EXERCISE DIRECTIONS
State how many lines of the records contain the string "hint". Give the number alone.

[Data items]
_ _ _ _ _

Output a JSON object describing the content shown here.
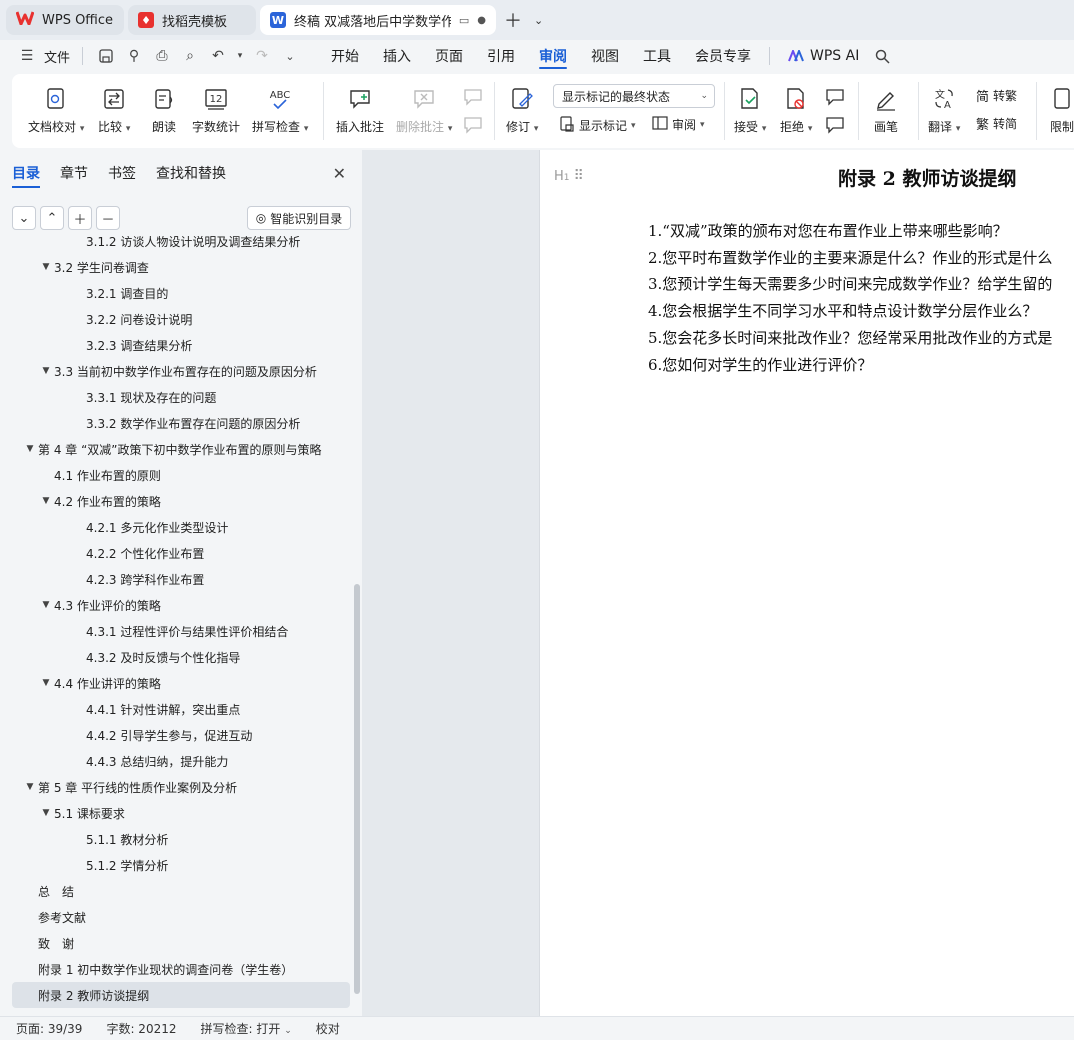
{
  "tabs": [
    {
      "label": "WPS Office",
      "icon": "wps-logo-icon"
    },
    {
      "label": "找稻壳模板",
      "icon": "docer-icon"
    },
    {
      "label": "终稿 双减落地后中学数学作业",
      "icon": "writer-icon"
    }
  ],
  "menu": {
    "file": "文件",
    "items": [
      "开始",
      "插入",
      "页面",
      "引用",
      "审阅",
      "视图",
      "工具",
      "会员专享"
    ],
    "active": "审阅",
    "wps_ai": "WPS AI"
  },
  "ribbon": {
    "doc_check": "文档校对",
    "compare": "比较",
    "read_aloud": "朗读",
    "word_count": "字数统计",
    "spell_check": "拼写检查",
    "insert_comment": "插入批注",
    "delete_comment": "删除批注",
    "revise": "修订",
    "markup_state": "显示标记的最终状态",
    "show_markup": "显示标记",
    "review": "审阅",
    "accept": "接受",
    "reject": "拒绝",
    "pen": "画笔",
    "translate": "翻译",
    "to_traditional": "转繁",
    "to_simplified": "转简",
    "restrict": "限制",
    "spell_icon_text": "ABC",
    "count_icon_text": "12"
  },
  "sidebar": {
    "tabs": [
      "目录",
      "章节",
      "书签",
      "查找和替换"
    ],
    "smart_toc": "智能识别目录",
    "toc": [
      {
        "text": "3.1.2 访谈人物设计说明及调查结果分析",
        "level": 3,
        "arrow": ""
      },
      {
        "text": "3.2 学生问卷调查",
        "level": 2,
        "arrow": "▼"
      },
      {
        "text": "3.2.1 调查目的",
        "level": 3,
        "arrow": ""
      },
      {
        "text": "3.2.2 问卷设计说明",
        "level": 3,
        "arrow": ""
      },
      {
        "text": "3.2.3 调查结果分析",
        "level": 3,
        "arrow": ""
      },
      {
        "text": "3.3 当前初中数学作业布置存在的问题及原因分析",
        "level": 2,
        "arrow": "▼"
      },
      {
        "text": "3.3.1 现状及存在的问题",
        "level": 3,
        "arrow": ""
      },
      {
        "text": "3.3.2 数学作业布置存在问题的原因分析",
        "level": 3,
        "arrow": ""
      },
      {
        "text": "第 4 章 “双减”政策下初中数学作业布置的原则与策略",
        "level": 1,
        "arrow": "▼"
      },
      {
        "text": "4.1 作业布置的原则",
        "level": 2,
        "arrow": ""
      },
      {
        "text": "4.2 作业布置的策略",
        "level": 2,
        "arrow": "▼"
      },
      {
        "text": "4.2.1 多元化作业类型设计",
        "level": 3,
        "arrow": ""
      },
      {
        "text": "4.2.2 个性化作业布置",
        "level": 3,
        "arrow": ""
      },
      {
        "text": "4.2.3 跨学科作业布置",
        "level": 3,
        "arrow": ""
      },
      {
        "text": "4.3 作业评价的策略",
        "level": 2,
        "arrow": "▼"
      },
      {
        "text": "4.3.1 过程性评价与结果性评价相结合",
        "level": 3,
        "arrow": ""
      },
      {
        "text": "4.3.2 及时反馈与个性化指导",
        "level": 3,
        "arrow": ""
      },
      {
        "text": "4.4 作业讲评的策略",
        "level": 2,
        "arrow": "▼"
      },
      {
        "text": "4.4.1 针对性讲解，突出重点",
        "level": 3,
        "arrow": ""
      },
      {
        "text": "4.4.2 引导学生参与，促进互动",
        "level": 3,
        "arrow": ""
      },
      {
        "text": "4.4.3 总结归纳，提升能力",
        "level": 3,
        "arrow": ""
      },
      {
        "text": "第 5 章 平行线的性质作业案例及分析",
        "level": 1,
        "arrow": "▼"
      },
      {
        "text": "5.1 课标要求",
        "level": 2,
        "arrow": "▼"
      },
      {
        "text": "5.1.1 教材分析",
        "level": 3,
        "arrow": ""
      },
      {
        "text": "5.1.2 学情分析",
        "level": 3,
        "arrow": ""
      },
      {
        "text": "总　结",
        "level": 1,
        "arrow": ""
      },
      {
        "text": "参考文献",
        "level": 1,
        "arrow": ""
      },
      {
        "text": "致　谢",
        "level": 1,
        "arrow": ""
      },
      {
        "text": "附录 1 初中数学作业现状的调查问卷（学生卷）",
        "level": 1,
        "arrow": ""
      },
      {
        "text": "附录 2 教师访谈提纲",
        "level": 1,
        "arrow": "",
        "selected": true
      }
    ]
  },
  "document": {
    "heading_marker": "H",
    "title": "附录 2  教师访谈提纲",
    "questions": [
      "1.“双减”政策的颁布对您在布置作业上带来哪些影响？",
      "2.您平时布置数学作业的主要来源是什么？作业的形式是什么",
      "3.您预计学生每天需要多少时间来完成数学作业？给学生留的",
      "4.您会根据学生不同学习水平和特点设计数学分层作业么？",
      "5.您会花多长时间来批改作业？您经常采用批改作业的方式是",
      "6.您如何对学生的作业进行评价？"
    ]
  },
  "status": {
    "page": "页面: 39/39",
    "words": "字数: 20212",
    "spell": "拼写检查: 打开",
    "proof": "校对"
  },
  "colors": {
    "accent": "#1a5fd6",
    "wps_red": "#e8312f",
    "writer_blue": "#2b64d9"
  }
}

_ _ _ _ _

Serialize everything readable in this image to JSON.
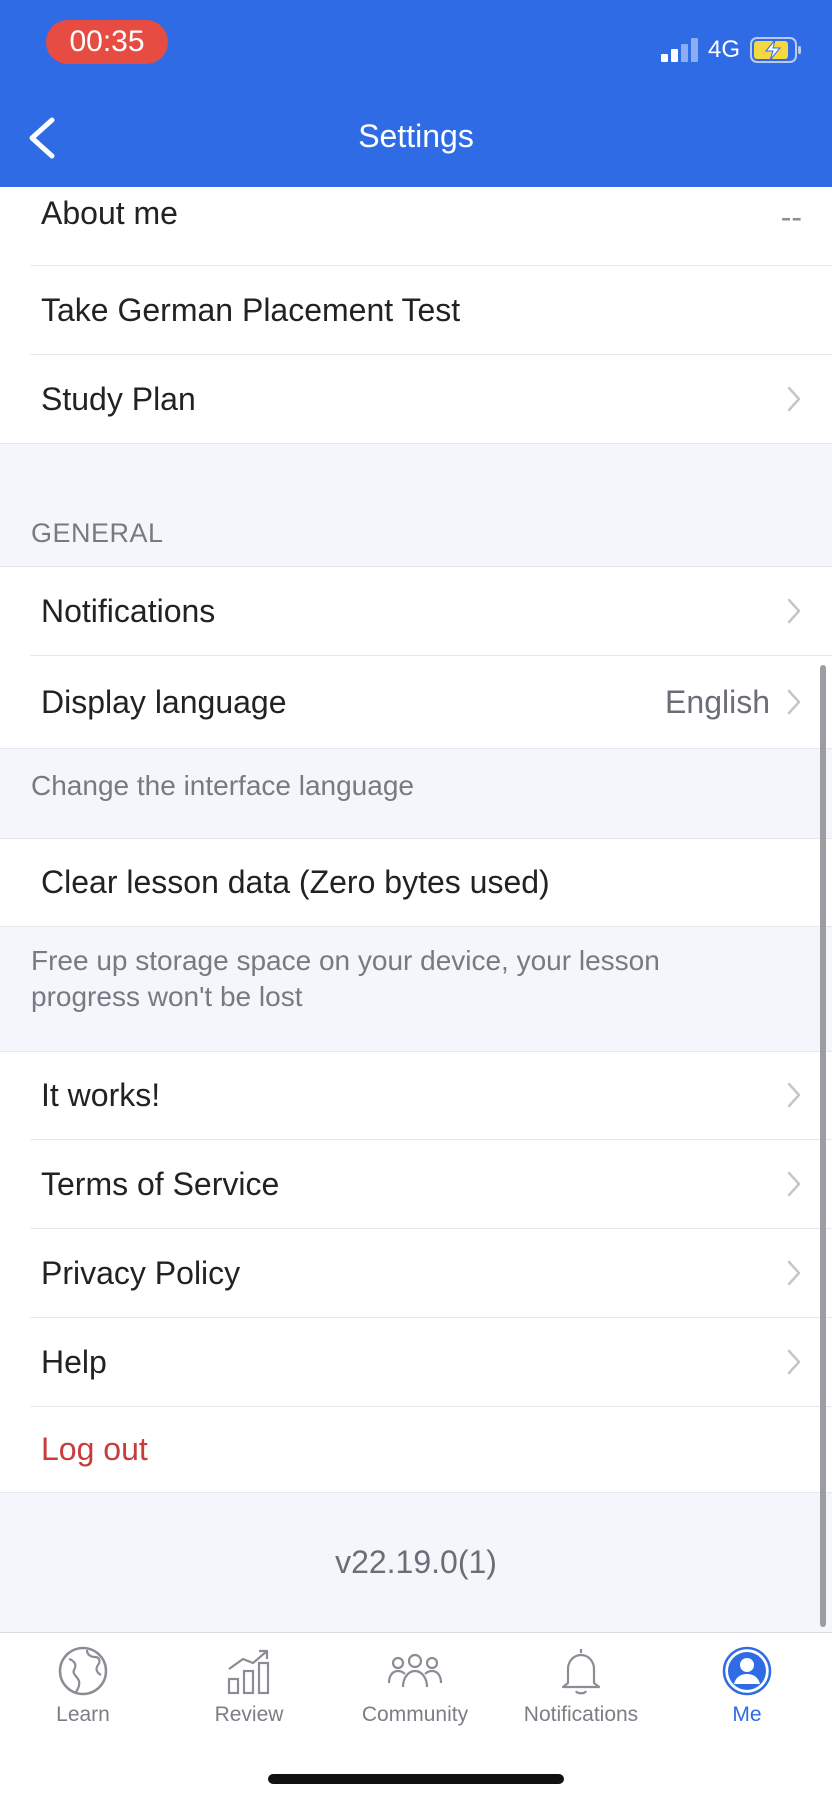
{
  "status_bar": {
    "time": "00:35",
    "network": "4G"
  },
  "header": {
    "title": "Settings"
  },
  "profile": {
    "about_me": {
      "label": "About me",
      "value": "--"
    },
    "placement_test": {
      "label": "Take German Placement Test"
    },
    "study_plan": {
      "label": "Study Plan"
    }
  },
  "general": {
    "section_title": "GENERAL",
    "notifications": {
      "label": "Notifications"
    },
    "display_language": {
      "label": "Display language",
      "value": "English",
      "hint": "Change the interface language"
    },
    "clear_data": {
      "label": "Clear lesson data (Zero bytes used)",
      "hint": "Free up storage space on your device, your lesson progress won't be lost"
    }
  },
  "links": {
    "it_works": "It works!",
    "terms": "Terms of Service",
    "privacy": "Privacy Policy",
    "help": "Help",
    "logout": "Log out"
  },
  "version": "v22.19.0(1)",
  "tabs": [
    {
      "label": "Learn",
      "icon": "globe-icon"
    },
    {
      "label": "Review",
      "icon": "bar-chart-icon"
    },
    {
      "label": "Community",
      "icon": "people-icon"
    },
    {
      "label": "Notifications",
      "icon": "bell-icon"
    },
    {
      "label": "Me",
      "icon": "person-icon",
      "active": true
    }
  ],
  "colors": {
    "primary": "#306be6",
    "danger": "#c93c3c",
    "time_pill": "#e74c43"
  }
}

_ _ _ _ _

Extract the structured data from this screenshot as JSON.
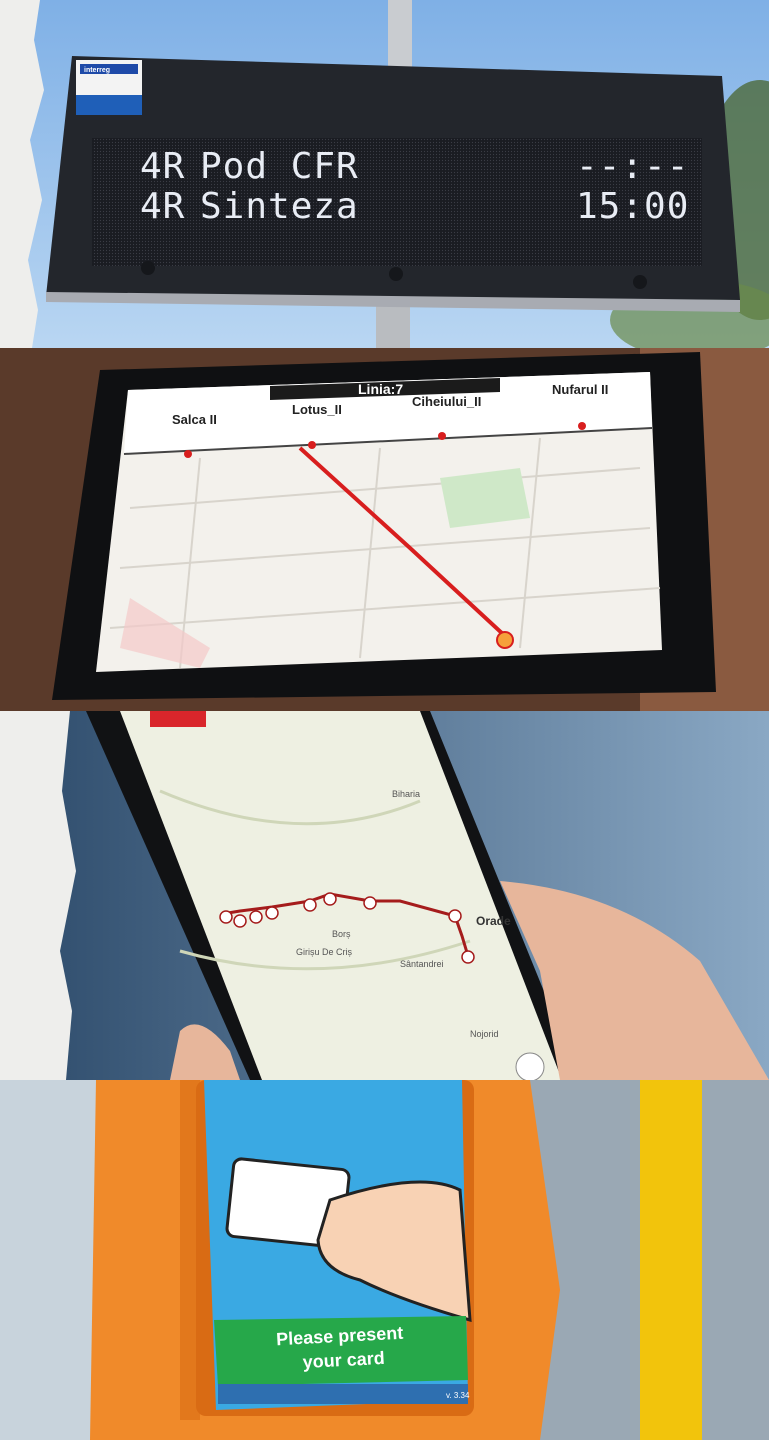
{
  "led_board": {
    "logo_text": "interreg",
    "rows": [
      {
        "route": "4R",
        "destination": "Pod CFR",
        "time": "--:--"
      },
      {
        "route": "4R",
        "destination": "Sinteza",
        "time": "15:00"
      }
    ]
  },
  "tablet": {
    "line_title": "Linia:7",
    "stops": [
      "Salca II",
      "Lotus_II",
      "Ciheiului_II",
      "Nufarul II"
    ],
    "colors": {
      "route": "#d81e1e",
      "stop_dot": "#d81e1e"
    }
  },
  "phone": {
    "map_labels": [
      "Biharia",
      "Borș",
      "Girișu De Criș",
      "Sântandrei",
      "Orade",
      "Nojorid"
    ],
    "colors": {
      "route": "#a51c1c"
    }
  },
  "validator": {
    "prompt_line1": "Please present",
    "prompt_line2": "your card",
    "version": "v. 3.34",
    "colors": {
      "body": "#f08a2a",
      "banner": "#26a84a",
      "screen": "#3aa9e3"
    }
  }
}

_ _ _ _ _

FINISHED ANSWER
2